Records from a dataset:
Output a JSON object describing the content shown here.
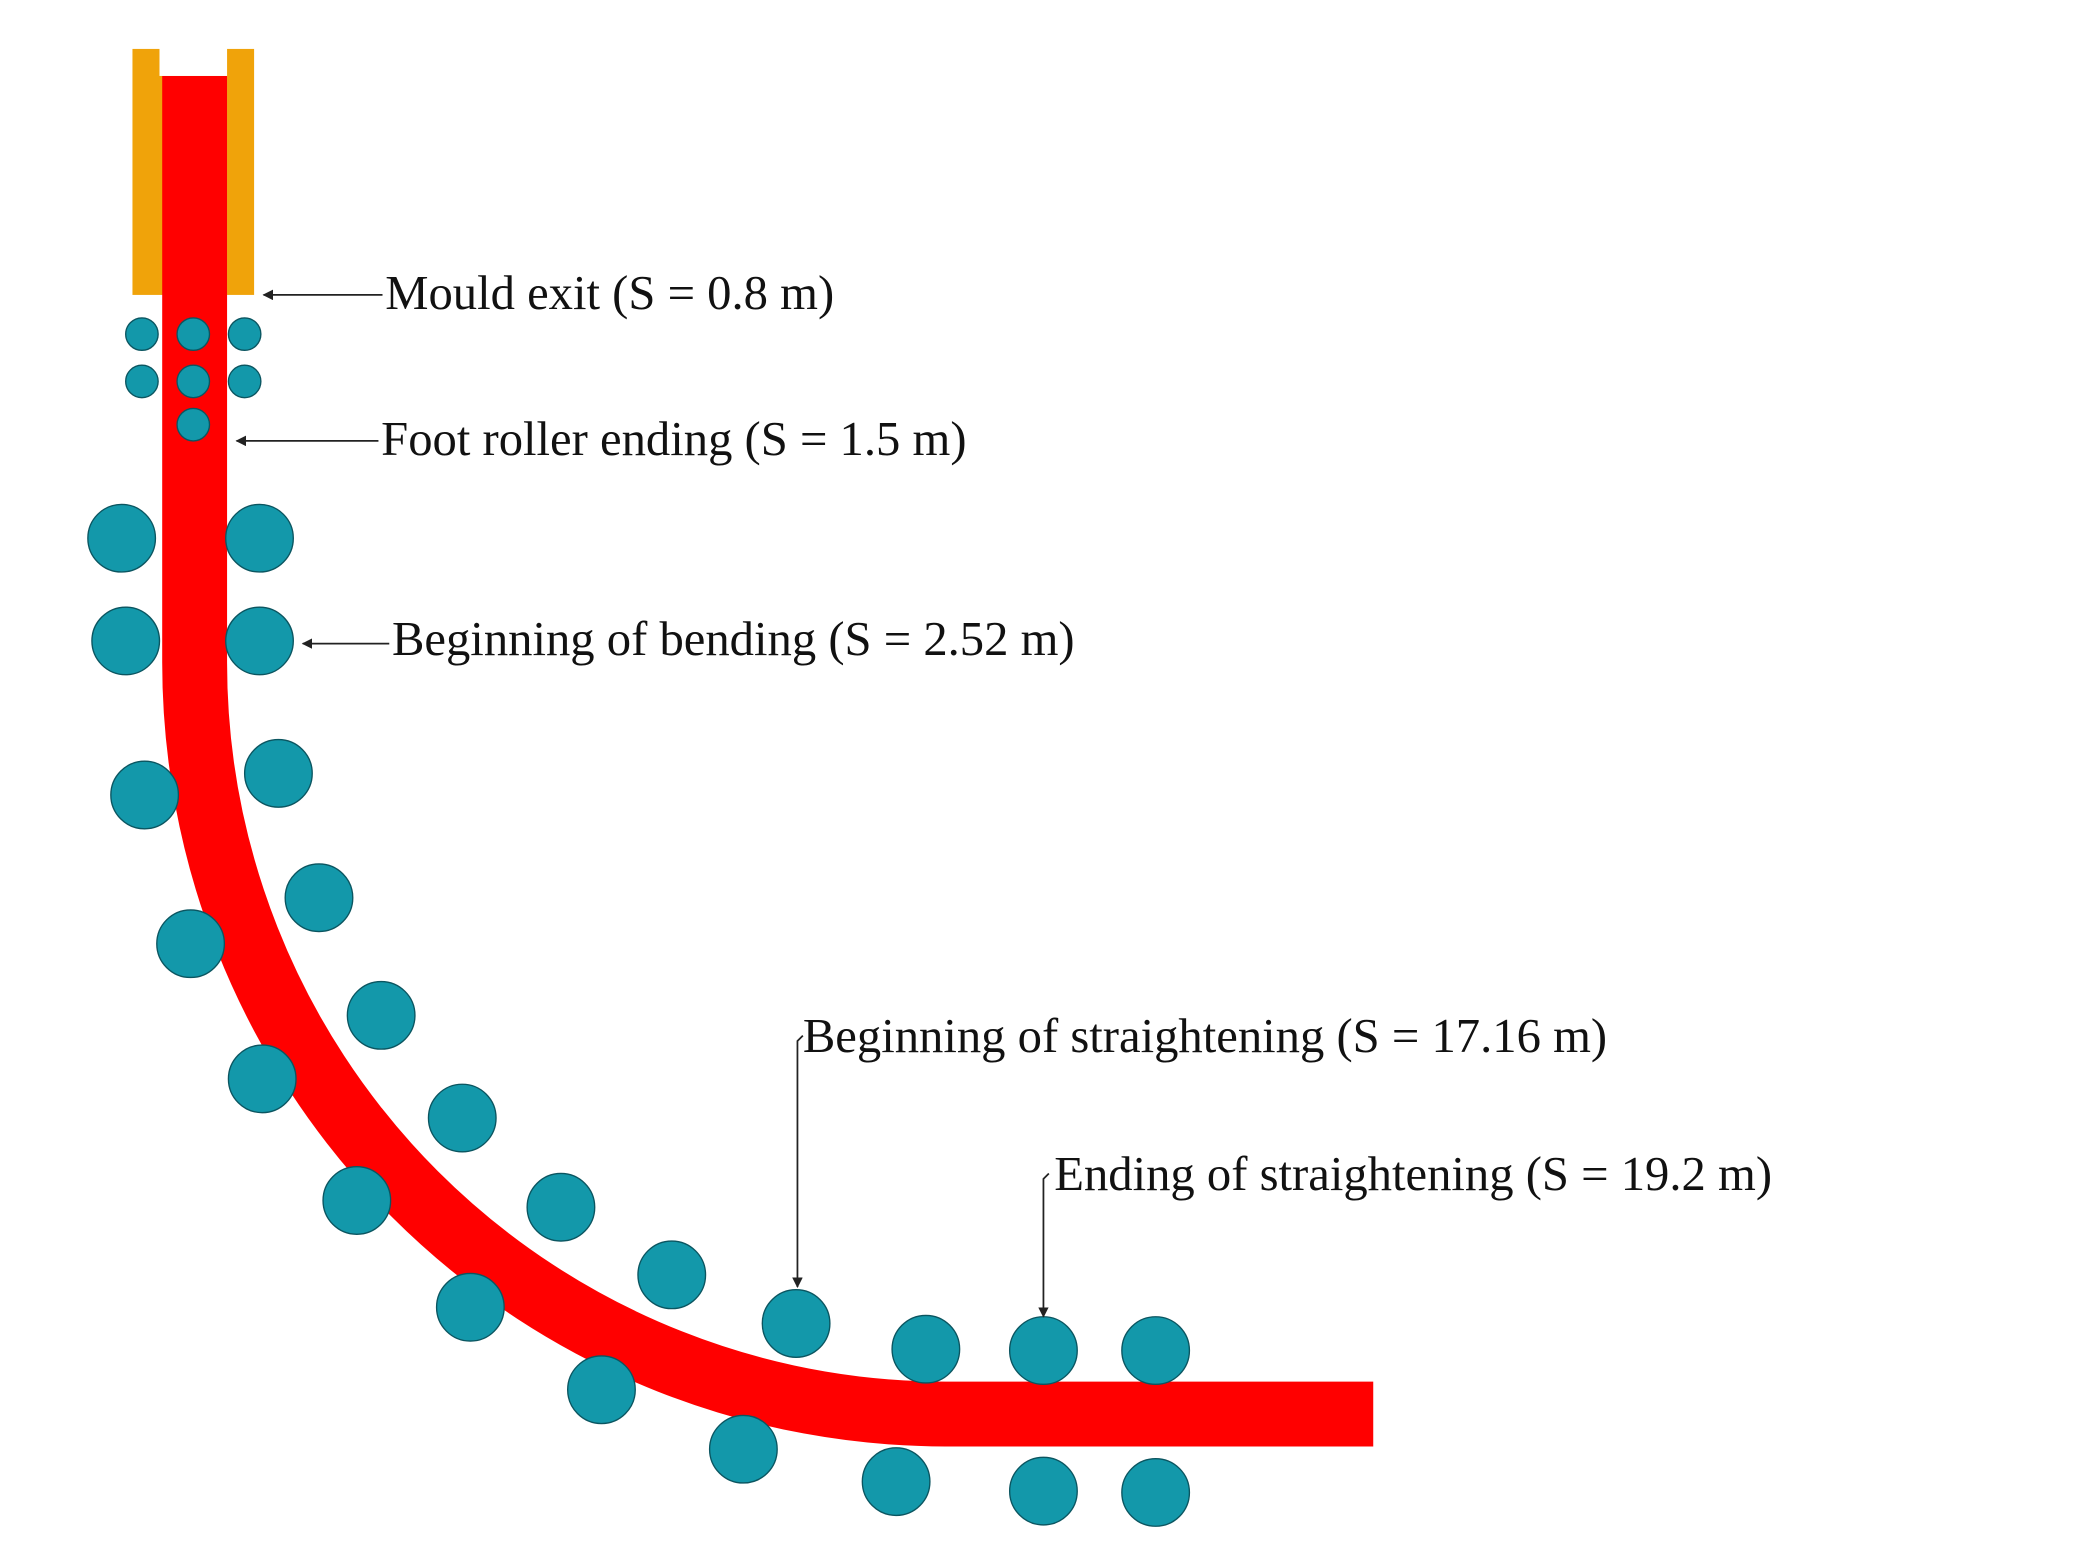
{
  "labels": [
    "Mould exit (S = 0.8 m)",
    "Foot roller ending (S = 1.5 m)",
    "Beginning of bending (S = 2.52 m)",
    "Beginning of straightening (S = 17.16 m)",
    "Ending of straightening (S = 19.2 m)"
  ]
}
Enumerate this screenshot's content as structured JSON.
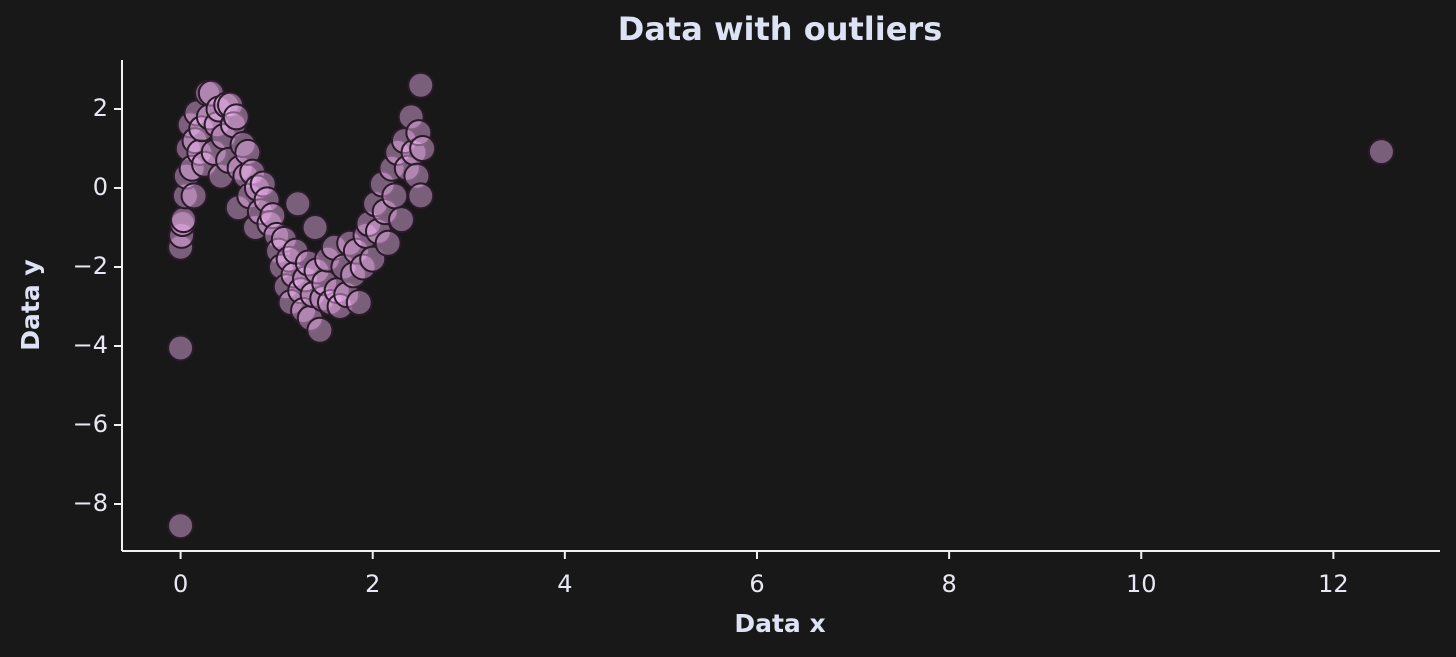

Problem description: Reproduce every entry exactly, but omit each picture.

Answer for this exercise:
Output a JSON object describing the content shown here.
{
  "labels": [
    "Mould exit (S = 0.8 m)",
    "Foot roller ending (S = 1.5 m)",
    "Beginning of bending (S = 2.52 m)",
    "Beginning of straightening (S = 17.16 m)",
    "Ending of straightening (S = 19.2 m)"
  ]
}
Enumerate this screenshot's content as structured JSON.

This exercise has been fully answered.